▼

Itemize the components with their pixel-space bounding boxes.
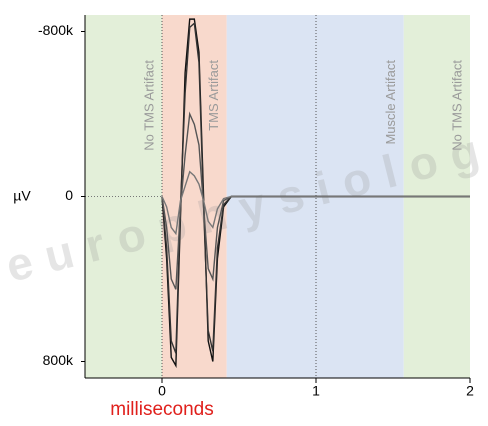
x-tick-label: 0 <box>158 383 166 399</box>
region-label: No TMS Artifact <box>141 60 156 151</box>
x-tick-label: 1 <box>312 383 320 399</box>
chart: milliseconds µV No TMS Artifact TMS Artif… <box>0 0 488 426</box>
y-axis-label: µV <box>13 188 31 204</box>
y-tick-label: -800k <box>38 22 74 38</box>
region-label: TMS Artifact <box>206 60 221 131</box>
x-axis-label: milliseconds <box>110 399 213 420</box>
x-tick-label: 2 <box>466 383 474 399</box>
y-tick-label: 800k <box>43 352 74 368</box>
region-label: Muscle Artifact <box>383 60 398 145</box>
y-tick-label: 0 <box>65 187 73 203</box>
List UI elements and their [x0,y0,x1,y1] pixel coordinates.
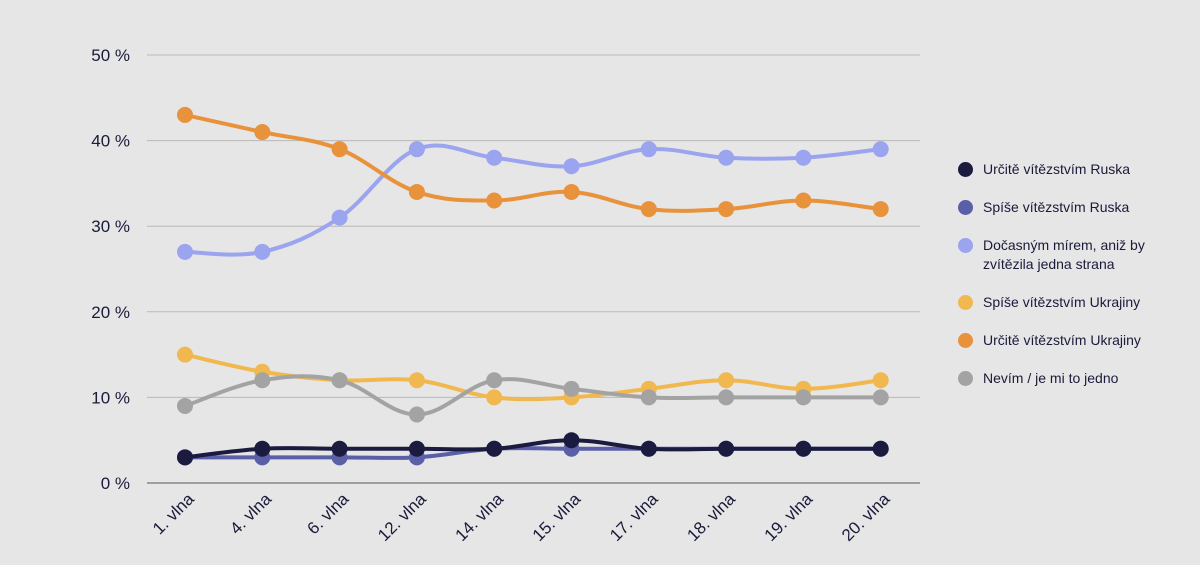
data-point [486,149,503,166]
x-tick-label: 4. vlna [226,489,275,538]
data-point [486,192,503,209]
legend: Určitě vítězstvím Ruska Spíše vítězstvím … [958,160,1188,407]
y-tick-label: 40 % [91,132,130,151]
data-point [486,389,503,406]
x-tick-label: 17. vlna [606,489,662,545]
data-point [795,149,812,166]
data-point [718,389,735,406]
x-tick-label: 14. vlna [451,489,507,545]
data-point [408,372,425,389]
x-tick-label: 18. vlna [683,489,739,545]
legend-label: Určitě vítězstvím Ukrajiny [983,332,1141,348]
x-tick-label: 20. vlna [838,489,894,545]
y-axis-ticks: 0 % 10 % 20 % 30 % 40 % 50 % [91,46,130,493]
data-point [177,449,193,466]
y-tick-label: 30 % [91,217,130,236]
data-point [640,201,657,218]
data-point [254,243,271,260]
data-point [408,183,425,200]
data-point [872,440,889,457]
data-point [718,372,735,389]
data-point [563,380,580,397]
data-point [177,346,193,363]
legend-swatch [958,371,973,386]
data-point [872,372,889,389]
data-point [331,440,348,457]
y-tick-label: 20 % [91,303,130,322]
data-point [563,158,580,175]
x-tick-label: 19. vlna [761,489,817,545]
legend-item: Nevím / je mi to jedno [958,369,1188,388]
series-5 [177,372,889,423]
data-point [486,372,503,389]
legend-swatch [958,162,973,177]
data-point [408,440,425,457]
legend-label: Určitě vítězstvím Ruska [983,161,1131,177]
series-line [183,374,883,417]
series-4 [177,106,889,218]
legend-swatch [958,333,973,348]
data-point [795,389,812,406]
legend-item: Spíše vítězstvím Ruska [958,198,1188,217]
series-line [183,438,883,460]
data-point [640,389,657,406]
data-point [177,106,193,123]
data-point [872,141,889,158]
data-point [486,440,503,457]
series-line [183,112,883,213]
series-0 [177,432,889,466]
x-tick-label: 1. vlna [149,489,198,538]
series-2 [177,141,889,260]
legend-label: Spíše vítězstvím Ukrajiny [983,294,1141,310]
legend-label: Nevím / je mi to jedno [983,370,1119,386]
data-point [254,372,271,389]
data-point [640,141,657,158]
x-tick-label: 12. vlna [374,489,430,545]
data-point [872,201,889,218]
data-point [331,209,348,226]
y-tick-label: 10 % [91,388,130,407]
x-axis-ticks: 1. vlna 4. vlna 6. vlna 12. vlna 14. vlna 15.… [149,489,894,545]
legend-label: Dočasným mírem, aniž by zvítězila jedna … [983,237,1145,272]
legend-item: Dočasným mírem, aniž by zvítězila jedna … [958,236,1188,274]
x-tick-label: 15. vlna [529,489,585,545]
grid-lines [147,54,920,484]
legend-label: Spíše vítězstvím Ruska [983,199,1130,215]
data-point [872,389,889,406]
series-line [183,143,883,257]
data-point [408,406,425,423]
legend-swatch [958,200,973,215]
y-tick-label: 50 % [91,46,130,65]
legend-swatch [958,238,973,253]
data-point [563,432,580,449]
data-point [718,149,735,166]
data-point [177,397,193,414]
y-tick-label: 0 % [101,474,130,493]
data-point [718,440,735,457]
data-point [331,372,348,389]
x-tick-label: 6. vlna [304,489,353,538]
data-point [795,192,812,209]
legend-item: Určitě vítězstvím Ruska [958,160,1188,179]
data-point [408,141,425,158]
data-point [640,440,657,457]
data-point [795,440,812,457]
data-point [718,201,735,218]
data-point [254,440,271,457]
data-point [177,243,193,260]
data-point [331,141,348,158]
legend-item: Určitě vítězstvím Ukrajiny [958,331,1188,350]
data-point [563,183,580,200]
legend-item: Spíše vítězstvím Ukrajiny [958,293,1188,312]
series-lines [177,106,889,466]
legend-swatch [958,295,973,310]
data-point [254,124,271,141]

▲

What to work on ->
Retype every one of the rows above line for line without changing anything, and omit the pictures.

Output for this exercise ->
Itemize the components with their pixel-space bounding boxes.
x-tick-label: 0 <box>158 383 166 399</box>
region-label: No TMS Artifact <box>141 60 156 151</box>
x-tick-label: 1 <box>312 383 320 399</box>
chart: milliseconds µV No TMS Artifact TMS Artif… <box>0 0 488 426</box>
y-axis-label: µV <box>13 188 31 204</box>
y-tick-label: -800k <box>38 22 74 38</box>
region-label: TMS Artifact <box>206 60 221 131</box>
x-axis-label: milliseconds <box>110 399 213 420</box>
x-tick-label: 2 <box>466 383 474 399</box>
y-tick-label: 800k <box>43 352 74 368</box>
region-label: Muscle Artifact <box>383 60 398 145</box>
y-tick-label: 0 <box>65 187 73 203</box>
List UI elements and their [x0,y0,x1,y1] pixel coordinates.
data-point [486,149,503,166]
x-tick-label: 4. vlna [226,489,275,538]
data-point [486,192,503,209]
legend: Určitě vítězstvím Ruska Spíše vítězstvím … [958,160,1188,407]
y-tick-label: 40 % [91,132,130,151]
data-point [486,389,503,406]
x-tick-label: 17. vlna [606,489,662,545]
data-point [795,149,812,166]
data-point [718,389,735,406]
x-tick-label: 14. vlna [451,489,507,545]
data-point [408,372,425,389]
x-tick-label: 18. vlna [683,489,739,545]
legend-label: Určitě vítězstvím Ukrajiny [983,332,1141,348]
x-tick-label: 20. vlna [838,489,894,545]
y-axis-ticks: 0 % 10 % 20 % 30 % 40 % 50 % [91,46,130,493]
data-point [177,449,193,466]
y-tick-label: 30 % [91,217,130,236]
data-point [640,201,657,218]
data-point [254,243,271,260]
data-point [408,183,425,200]
data-point [872,440,889,457]
data-point [718,372,735,389]
data-point [563,380,580,397]
data-point [177,346,193,363]
legend-swatch [958,371,973,386]
data-point [872,372,889,389]
data-point [331,440,348,457]
y-tick-label: 20 % [91,303,130,322]
data-point [563,158,580,175]
x-tick-label: 19. vlna [761,489,817,545]
legend-item: Nevím / je mi to jedno [958,369,1188,388]
series-5 [177,372,889,423]
data-point [486,372,503,389]
legend-swatch [958,162,973,177]
data-point [408,440,425,457]
legend-label: Určitě vítězstvím Ruska [983,161,1131,177]
series-line [183,374,883,417]
series-4 [177,106,889,218]
legend-swatch [958,333,973,348]
data-point [795,389,812,406]
legend-item: Spíše vítězstvím Ruska [958,198,1188,217]
series-line [183,438,883,460]
data-point [640,389,657,406]
data-point [177,106,193,123]
data-point [872,141,889,158]
data-point [486,440,503,457]
series-line [183,112,883,213]
series-0 [177,432,889,466]
x-tick-label: 1. vlna [149,489,198,538]
series-2 [177,141,889,260]
legend-label: Spíše vítězstvím Ukrajiny [983,294,1141,310]
legend-label: Nevím / je mi to jedno [983,370,1119,386]
data-point [254,372,271,389]
data-point [640,141,657,158]
x-tick-label: 12. vlna [374,489,430,545]
data-point [872,201,889,218]
data-point [331,209,348,226]
y-tick-label: 10 % [91,388,130,407]
x-axis-ticks: 1. vlna 4. vlna 6. vlna 12. vlna 14. vlna 15.… [149,489,894,545]
legend-label: Dočasným mírem, aniž by zvítězila jedna … [983,237,1145,272]
legend-item: Dočasným mírem, aniž by zvítězila jedna … [958,236,1188,274]
x-tick-label: 15. vlna [529,489,585,545]
grid-lines [147,54,920,484]
legend-label: Spíše vítězstvím Ruska [983,199,1130,215]
data-point [872,389,889,406]
series-line [183,143,883,257]
data-point [408,406,425,423]
legend-swatch [958,200,973,215]
y-tick-label: 50 % [91,46,130,65]
legend-swatch [958,238,973,253]
data-point [563,432,580,449]
data-point [718,149,735,166]
data-point [177,397,193,414]
y-tick-label: 0 % [101,474,130,493]
data-point [718,440,735,457]
data-point [331,372,348,389]
x-tick-label: 6. vlna [304,489,353,538]
data-point [795,192,812,209]
legend-item: Určitě vítězstvím Ruska [958,160,1188,179]
data-point [408,141,425,158]
data-point [640,440,657,457]
data-point [795,440,812,457]
data-point [718,201,735,218]
data-point [254,440,271,457]
data-point [177,243,193,260]
data-point [331,141,348,158]
legend-item: Určitě vítězstvím Ukrajiny [958,331,1188,350]
data-point [563,183,580,200]
legend-item: Spíše vítězstvím Ukrajiny [958,293,1188,312]
series-lines [177,106,889,466]
legend-swatch [958,295,973,310]
data-point [254,124,271,141]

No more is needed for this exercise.